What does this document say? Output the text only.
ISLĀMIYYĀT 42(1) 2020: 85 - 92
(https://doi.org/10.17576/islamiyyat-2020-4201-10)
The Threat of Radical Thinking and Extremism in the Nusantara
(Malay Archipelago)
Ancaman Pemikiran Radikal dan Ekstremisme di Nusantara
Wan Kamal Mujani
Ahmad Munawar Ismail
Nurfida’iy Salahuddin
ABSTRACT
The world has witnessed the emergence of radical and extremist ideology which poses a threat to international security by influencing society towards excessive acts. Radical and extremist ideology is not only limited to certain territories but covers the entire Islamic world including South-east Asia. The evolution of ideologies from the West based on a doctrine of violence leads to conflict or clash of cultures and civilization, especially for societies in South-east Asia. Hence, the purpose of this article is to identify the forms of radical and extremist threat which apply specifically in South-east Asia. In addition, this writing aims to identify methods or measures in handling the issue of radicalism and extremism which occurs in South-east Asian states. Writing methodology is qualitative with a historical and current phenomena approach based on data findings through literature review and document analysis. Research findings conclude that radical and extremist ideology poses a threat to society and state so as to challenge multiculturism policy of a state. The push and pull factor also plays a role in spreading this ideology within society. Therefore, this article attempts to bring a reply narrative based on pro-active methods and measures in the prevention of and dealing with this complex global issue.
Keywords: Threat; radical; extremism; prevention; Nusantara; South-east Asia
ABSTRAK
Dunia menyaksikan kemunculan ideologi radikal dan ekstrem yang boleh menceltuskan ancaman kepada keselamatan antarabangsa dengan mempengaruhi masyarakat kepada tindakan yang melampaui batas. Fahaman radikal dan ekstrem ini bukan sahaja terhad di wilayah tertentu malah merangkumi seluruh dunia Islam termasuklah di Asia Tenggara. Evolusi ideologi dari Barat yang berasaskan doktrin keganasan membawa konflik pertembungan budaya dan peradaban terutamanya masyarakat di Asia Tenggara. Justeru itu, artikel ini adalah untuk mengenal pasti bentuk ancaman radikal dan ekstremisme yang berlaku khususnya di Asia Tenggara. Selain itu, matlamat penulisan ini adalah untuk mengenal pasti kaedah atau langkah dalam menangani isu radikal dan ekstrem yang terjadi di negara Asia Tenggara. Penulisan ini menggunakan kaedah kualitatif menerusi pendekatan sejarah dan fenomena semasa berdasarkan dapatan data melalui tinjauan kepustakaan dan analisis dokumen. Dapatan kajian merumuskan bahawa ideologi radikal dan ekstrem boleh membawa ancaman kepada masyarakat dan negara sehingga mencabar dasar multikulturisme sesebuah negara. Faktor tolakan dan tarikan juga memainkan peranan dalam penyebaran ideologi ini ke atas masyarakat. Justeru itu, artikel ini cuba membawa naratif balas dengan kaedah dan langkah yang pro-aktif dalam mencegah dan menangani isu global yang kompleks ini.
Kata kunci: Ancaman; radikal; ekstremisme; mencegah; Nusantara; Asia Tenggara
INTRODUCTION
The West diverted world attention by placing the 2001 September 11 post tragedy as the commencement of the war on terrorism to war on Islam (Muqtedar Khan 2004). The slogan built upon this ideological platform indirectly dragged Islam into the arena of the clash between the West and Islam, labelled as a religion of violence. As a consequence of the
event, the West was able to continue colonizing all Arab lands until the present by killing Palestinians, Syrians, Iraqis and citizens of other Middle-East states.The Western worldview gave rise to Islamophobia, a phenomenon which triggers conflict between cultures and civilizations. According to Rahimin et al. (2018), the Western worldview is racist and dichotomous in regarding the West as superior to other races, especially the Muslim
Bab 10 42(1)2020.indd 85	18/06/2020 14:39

———

Instructions for the task
From the material above, copy each line that includes the word "between".

Result of the task
The West diverted world attention by placing the 2001 September 11 post tragedy as the commencement of the war on terrorism to war on Islam (Muqtedar Khan 2004). The slogan built upon this ideological platform indirectly dragged Islam into the arena of the clash between the West and Islam, labelled as a religion of violence. As a consequence of the
event, the West was able to continue colonizing all Arab lands until the present by killing Palestinians, Syrians, Iraqis and citizens of other Middle-East states.The Western worldview gave rise to Islamophobia, a phenomenon which triggers conflict between cultures and civilizations. According to Rahimin et al. (2018), the Western worldview is racist and dichotomous in regarding the West as superior to other races, especially the Muslim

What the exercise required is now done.